Problem: Output the lines running from the start of the rows through the line that contains "field-label: FATTURATO (2024) [830,499,915,511]", both included, as a JSON list of strings with one string per line and blank lines left out.

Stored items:
------------------------------------------------
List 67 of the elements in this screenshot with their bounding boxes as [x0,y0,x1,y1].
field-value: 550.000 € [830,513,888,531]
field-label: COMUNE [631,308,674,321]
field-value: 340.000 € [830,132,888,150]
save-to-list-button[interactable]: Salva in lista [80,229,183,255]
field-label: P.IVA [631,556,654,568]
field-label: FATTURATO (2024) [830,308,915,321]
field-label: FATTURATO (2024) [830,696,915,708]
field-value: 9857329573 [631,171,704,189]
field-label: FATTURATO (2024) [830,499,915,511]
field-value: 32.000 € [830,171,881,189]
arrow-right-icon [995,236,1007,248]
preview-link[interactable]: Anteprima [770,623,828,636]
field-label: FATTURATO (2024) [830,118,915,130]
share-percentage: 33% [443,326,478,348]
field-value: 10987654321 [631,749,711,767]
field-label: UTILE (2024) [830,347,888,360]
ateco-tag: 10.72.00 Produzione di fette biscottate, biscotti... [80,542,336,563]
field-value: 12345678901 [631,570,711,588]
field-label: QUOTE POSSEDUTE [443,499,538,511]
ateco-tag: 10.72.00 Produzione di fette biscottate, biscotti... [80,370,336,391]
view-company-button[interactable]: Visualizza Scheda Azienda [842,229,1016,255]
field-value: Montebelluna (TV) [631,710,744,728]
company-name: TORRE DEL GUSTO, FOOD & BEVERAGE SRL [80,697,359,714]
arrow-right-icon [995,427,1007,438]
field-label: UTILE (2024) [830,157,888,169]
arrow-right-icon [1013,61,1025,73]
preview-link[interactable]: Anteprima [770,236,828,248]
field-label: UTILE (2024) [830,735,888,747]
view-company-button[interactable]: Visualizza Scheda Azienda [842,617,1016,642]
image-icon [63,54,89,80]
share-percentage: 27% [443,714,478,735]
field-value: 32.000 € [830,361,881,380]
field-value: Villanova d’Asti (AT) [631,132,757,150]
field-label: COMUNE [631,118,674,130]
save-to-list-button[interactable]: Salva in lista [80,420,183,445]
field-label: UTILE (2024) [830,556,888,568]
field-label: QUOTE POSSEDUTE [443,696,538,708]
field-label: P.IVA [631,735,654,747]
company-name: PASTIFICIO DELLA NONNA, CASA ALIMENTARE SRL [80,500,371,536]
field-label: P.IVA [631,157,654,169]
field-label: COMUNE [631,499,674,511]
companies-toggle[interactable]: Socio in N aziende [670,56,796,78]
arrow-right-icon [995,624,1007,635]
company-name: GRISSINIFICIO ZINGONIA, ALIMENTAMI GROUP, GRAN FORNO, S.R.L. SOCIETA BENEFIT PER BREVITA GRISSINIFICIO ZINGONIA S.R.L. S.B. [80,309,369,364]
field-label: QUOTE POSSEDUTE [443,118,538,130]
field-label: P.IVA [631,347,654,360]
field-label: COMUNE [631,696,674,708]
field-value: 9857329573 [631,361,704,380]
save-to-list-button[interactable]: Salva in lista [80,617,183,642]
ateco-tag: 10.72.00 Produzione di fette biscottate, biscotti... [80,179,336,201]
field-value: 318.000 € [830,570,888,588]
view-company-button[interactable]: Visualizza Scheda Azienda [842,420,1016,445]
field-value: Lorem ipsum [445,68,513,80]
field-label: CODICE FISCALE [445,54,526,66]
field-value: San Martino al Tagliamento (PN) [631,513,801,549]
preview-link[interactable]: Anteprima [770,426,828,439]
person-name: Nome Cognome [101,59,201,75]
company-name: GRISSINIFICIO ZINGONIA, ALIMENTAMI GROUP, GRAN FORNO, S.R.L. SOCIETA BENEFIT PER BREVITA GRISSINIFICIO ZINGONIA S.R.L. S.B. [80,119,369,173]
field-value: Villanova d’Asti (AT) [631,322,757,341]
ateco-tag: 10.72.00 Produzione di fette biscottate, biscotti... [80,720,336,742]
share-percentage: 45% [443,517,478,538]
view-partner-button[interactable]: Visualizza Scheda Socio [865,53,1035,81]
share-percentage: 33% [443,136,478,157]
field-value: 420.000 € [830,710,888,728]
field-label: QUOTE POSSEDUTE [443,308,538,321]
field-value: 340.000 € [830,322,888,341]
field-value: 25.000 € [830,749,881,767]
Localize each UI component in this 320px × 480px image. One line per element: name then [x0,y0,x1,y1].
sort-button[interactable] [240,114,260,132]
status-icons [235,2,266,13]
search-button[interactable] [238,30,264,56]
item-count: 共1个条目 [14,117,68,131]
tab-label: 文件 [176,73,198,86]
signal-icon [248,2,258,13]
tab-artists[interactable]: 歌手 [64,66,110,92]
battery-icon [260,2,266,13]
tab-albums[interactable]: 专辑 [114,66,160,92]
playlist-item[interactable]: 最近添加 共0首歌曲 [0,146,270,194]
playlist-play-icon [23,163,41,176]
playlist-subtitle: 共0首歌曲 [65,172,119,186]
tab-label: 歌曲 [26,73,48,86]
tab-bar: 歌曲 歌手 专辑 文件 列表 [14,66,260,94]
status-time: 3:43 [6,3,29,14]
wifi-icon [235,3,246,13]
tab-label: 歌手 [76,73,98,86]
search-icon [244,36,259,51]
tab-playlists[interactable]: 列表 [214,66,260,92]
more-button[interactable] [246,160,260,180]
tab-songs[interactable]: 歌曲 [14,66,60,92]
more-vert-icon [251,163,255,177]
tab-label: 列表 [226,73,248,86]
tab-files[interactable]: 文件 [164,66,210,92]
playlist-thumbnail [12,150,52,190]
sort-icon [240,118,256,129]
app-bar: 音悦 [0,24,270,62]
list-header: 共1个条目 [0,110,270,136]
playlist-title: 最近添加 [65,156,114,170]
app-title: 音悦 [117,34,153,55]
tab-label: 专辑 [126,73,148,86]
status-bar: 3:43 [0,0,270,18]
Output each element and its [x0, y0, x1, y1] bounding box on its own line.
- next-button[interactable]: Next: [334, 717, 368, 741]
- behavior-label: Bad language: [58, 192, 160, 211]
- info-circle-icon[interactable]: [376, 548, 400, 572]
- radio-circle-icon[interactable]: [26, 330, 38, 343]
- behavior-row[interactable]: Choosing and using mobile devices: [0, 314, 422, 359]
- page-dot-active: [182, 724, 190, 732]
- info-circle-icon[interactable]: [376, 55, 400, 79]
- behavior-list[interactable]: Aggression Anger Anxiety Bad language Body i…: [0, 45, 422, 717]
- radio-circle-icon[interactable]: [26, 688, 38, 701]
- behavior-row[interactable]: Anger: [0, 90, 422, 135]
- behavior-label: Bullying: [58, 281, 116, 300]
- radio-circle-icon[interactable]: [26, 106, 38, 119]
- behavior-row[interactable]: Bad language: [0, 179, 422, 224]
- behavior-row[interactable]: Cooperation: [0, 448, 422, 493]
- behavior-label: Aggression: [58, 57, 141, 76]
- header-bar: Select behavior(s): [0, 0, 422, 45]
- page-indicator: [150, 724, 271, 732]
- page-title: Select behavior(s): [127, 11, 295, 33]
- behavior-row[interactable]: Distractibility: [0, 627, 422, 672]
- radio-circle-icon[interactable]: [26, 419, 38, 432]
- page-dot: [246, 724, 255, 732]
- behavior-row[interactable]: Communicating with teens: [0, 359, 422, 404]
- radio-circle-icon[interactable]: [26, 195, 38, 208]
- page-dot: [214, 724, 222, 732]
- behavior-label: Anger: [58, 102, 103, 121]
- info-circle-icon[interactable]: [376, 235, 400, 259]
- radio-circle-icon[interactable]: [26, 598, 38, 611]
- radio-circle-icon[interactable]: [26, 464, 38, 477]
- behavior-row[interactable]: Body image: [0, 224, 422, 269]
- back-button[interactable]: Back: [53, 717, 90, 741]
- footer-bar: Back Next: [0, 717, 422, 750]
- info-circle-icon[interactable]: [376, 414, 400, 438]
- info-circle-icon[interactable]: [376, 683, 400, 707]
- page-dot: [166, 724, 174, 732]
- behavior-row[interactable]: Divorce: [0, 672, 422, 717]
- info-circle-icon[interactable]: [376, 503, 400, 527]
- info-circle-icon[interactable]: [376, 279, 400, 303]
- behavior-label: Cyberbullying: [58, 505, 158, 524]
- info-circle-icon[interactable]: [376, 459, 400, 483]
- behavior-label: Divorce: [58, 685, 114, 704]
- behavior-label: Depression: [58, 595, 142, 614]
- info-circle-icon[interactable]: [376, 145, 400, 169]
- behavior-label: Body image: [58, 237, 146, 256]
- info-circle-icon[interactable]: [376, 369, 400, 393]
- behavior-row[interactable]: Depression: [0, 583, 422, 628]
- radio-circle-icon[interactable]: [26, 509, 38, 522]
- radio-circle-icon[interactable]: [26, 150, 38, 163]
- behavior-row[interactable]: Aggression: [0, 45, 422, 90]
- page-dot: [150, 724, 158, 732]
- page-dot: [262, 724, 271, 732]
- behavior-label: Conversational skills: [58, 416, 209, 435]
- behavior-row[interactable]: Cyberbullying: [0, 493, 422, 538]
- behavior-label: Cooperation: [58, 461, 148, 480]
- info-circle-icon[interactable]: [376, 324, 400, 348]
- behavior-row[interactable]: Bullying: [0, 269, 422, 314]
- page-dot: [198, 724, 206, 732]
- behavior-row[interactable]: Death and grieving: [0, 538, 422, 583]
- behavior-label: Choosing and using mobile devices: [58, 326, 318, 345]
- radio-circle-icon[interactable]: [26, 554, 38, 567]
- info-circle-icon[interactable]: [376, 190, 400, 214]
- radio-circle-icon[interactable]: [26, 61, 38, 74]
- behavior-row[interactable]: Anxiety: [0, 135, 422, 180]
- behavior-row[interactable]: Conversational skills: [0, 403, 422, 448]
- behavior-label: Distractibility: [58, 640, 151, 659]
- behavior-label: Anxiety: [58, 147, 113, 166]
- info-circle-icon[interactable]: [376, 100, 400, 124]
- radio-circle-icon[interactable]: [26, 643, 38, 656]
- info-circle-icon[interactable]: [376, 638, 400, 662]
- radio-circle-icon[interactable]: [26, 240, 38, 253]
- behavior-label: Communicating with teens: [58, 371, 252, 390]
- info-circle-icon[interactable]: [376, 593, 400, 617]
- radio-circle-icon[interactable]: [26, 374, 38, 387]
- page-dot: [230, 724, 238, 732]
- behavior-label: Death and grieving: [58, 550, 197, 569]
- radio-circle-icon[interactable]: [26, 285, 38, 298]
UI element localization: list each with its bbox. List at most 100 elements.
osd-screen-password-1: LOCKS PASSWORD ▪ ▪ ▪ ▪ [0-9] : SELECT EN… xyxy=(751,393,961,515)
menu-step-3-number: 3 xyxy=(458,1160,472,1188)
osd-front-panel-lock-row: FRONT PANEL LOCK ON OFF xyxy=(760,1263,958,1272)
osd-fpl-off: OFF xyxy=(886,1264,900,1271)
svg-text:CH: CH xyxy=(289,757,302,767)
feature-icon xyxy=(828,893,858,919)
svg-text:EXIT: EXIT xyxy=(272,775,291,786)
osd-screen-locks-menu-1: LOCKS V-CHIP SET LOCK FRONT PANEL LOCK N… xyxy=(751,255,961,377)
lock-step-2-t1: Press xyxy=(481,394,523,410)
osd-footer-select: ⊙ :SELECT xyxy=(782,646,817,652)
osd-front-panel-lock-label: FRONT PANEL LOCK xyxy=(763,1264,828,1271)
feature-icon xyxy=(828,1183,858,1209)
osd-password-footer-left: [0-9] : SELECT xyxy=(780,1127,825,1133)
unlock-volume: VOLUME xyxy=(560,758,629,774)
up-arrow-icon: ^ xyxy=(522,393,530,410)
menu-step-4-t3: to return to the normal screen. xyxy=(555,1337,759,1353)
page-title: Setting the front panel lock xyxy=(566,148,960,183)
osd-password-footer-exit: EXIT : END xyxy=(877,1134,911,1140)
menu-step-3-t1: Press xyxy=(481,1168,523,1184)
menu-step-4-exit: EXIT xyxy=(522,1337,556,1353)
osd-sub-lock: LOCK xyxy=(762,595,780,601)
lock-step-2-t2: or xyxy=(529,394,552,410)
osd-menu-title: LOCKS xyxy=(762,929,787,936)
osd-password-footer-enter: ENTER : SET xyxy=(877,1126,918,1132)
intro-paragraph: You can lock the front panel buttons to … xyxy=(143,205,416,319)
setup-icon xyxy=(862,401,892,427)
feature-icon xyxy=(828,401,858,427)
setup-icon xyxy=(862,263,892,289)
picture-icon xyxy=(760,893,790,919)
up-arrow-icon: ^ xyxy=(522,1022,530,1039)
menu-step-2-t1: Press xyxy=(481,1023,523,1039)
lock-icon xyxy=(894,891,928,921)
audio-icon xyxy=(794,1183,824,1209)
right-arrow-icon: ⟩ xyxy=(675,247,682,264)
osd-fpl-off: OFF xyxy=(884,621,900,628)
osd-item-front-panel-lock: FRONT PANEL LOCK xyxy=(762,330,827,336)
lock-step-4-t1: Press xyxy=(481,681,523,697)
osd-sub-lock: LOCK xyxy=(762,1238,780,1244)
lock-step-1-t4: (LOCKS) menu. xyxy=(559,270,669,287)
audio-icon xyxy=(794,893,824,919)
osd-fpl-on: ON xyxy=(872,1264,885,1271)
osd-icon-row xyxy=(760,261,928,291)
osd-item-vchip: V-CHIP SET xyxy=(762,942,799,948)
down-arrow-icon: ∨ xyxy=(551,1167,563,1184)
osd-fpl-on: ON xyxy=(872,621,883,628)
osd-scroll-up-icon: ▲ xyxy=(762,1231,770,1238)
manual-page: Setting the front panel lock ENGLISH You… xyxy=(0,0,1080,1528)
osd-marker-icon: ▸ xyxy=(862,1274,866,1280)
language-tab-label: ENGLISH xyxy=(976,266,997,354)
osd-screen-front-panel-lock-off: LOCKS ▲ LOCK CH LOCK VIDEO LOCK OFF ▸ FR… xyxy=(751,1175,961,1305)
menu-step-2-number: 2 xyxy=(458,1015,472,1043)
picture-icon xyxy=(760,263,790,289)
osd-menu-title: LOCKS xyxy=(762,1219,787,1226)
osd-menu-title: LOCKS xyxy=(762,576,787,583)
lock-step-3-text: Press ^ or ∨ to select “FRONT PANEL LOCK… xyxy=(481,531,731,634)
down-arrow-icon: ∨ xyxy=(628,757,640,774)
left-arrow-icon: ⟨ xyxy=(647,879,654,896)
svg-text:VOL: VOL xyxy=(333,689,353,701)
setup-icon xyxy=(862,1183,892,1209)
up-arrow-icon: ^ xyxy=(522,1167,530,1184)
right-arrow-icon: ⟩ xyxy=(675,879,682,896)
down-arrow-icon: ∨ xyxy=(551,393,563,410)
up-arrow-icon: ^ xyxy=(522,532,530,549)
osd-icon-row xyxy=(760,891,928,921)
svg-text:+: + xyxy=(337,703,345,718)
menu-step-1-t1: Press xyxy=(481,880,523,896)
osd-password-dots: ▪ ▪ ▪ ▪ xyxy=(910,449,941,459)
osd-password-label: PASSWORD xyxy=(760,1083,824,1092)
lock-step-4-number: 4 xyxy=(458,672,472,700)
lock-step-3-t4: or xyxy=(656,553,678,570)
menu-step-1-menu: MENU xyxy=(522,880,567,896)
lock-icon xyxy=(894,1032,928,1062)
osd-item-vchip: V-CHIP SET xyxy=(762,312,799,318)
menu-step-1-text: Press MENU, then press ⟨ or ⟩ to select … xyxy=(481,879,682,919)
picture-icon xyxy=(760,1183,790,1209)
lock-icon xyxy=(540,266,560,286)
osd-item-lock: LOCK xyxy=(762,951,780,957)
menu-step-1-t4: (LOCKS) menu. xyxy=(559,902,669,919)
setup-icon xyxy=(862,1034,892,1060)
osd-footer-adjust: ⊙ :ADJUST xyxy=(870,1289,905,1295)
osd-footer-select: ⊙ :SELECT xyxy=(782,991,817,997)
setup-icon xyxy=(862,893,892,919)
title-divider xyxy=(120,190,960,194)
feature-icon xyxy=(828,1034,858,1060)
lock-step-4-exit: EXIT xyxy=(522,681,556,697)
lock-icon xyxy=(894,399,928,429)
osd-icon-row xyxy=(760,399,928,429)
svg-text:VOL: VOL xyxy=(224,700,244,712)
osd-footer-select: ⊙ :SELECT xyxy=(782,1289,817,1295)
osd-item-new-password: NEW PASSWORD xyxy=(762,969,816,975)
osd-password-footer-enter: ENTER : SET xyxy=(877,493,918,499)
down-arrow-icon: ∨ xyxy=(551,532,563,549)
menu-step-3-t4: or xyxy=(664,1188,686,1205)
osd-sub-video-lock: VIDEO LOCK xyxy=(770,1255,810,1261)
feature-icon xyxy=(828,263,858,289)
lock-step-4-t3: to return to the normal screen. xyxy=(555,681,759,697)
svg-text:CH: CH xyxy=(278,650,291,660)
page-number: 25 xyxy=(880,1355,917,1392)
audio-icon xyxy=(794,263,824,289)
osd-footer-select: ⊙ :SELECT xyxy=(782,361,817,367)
------------------------------------------------
Answer to this problem:
[
  "List 67 of the elements in this screenshot with their bounding boxes as [x0,y0,x1,y1].",
  "field-value: 550.000 € [830,513,888,531]",
  "field-label: COMUNE [631,308,674,321]",
  "field-value: 340.000 € [830,132,888,150]",
  "save-to-list-button[interactable]: Salva in lista [80,229,183,255]",
  "field-label: P.IVA [631,556,654,568]",
  "field-label: FATTURATO (2024) [830,308,915,321]",
  "field-label: FATTURATO (2024) [830,696,915,708]",
  "field-value: 9857329573 [631,171,704,189]",
  "field-label: FATTURATO (2024) [830,499,915,511]"
]